__WHAT THIS TASK INVOLVES__
Take every line from the listing below that includes "JSON" and copy it.

** begin **

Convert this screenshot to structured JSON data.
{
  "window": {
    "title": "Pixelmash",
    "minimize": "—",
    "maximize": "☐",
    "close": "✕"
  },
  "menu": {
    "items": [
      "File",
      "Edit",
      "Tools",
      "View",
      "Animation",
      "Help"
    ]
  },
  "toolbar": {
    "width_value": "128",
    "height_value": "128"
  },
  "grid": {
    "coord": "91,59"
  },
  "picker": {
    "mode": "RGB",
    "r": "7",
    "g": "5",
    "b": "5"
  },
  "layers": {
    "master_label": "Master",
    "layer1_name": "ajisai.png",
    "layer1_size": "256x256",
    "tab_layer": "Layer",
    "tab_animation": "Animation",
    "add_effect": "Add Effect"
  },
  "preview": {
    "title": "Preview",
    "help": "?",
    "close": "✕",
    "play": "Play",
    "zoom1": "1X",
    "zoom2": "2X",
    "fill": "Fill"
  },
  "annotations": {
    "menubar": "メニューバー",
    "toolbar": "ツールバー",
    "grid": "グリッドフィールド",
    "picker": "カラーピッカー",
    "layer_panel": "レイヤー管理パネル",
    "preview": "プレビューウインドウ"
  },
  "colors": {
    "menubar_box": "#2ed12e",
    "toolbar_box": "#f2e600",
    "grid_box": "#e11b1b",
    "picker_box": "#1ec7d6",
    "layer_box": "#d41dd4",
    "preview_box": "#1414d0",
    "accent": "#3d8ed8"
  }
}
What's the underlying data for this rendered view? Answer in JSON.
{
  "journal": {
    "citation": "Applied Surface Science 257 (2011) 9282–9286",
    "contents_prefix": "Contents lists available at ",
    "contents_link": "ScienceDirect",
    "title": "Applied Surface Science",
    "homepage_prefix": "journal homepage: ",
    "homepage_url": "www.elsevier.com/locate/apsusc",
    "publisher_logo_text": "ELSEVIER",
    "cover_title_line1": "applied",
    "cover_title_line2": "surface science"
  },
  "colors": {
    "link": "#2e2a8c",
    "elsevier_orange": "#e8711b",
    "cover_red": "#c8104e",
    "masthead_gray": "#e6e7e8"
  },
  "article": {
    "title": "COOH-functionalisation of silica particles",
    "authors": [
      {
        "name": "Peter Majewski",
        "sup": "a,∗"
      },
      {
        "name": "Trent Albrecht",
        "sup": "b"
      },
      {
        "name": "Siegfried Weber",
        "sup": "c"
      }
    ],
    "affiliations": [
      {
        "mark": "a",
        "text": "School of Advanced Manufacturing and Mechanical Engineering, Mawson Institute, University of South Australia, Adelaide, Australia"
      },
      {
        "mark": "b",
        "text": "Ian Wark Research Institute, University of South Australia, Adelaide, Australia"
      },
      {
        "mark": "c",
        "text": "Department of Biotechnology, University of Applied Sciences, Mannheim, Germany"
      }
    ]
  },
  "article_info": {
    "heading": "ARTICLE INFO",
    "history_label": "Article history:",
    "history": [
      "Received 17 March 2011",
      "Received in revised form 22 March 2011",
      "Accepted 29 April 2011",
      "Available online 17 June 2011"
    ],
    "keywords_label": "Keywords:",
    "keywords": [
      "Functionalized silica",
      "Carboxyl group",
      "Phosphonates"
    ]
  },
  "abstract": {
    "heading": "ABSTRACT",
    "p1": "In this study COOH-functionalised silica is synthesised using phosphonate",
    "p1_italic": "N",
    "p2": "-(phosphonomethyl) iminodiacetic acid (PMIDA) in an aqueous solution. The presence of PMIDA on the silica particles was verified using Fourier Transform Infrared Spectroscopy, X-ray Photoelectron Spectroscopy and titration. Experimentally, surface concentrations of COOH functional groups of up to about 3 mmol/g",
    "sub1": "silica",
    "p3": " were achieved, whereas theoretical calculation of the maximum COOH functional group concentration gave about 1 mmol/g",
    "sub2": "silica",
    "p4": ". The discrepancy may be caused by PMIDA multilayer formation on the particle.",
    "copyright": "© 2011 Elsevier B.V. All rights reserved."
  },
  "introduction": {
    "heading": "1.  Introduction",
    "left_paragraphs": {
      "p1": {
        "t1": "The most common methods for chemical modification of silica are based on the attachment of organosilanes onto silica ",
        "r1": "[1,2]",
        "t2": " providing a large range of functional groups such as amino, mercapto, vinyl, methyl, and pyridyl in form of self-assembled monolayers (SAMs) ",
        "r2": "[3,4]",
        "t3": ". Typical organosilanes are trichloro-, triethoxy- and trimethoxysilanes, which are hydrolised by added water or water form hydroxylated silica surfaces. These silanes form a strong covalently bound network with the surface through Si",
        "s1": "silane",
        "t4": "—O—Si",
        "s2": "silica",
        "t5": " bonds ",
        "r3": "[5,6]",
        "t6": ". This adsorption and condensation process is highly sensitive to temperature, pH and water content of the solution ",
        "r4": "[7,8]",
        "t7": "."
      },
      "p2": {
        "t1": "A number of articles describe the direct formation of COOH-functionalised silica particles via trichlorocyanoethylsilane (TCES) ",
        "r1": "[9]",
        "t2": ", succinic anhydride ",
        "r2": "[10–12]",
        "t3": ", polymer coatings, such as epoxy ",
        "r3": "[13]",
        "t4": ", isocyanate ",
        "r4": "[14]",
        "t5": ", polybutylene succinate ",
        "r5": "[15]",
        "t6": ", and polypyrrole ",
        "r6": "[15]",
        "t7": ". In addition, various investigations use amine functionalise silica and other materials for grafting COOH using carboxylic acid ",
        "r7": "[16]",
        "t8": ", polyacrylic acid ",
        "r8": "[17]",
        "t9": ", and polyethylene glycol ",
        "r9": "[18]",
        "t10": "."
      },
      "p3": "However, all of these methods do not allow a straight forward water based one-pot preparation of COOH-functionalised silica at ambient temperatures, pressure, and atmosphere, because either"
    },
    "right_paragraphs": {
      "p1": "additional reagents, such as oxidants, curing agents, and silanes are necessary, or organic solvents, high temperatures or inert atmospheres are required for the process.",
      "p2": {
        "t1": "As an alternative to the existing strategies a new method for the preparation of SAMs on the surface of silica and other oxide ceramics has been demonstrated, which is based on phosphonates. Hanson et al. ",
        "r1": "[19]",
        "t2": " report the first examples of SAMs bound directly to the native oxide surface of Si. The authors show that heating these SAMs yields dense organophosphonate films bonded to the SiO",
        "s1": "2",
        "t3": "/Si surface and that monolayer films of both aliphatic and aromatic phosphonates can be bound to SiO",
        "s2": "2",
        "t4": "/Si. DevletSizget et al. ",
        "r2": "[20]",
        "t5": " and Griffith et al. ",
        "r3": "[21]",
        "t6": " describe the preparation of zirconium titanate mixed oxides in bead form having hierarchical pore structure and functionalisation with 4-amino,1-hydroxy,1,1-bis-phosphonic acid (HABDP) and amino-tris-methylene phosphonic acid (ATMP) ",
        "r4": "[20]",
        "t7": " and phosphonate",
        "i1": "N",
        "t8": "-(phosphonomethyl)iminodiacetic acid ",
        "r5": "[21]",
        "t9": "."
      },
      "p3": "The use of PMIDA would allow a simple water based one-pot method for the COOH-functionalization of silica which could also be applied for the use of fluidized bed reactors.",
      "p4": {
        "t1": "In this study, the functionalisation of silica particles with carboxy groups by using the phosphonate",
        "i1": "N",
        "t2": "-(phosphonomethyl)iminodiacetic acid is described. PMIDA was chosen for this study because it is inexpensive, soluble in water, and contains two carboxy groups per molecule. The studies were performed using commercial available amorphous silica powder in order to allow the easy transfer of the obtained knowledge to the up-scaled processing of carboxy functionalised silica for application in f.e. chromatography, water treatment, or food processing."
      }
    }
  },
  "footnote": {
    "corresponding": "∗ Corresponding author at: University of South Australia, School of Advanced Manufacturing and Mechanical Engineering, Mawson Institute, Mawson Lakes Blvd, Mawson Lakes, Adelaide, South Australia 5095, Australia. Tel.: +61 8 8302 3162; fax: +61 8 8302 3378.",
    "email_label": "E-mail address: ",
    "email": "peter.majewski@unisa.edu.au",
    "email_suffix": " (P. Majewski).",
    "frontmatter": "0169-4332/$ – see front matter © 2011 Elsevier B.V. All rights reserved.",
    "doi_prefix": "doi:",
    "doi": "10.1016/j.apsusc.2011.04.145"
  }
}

** end **

__TASK RESULT__
Convert this screenshot to structured JSON data.
What's the underlying data for this rendered view? Answer in JSON.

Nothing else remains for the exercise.